— Start of EXERCISE MATERIAL —
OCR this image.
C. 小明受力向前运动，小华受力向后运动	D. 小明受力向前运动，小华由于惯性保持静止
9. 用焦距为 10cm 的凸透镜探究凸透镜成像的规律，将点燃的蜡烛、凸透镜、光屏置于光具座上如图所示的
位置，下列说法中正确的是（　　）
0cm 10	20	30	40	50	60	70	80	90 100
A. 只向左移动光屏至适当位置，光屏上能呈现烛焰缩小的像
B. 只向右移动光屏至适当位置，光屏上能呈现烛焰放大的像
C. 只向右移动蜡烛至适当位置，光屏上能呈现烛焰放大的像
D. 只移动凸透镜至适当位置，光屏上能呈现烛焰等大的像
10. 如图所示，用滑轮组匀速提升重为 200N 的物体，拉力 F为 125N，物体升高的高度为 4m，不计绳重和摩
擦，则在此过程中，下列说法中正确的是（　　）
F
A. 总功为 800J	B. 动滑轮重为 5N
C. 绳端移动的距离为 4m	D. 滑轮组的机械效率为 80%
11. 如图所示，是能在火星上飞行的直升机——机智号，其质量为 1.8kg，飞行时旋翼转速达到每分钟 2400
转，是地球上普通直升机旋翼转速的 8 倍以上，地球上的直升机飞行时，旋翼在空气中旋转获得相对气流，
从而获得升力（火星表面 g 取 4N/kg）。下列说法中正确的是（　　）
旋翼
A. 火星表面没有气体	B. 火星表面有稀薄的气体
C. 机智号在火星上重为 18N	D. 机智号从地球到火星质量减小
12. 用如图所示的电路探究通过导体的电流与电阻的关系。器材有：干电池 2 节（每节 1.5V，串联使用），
— End of EXERCISE MATERIAL —
▸ **BRIEF**
Repeat each of the entries above precisely as given.

▸ **ANSWER FOR THIS EXERCISE**
OCR this image.
C. 小明受力向前运动，小华受力向后运动	D. 小明受力向前运动，小华由于惯性保持静止
9. 用焦距为 10cm 的凸透镜探究凸透镜成像的规律，将点燃的蜡烛、凸透镜、光屏置于光具座上如图所示的
位置，下列说法中正确的是（　　）
0cm 10	20	30	40	50	60	70	80	90 100
A. 只向左移动光屏至适当位置，光屏上能呈现烛焰缩小的像
B. 只向右移动光屏至适当位置，光屏上能呈现烛焰放大的像
C. 只向右移动蜡烛至适当位置，光屏上能呈现烛焰放大的像
D. 只移动凸透镜至适当位置，光屏上能呈现烛焰等大的像
10. 如图所示，用滑轮组匀速提升重为 200N 的物体，拉力 F为 125N，物体升高的高度为 4m，不计绳重和摩
擦，则在此过程中，下列说法中正确的是（　　）
F
A. 总功为 800J	B. 动滑轮重为 5N
C. 绳端移动的距离为 4m	D. 滑轮组的机械效率为 80%
11. 如图所示，是能在火星上飞行的直升机——机智号，其质量为 1.8kg，飞行时旋翼转速达到每分钟 2400
转，是地球上普通直升机旋翼转速的 8 倍以上，地球上的直升机飞行时，旋翼在空气中旋转获得相对气流，
从而获得升力（火星表面 g 取 4N/kg）。下列说法中正确的是（　　）
旋翼
A. 火星表面没有气体	B. 火星表面有稀薄的气体
C. 机智号在火星上重为 18N	D. 机智号从地球到火星质量减小
12. 用如图所示的电路探究通过导体的电流与电阻的关系。器材有：干电池 2 节（每节 1.5V，串联使用），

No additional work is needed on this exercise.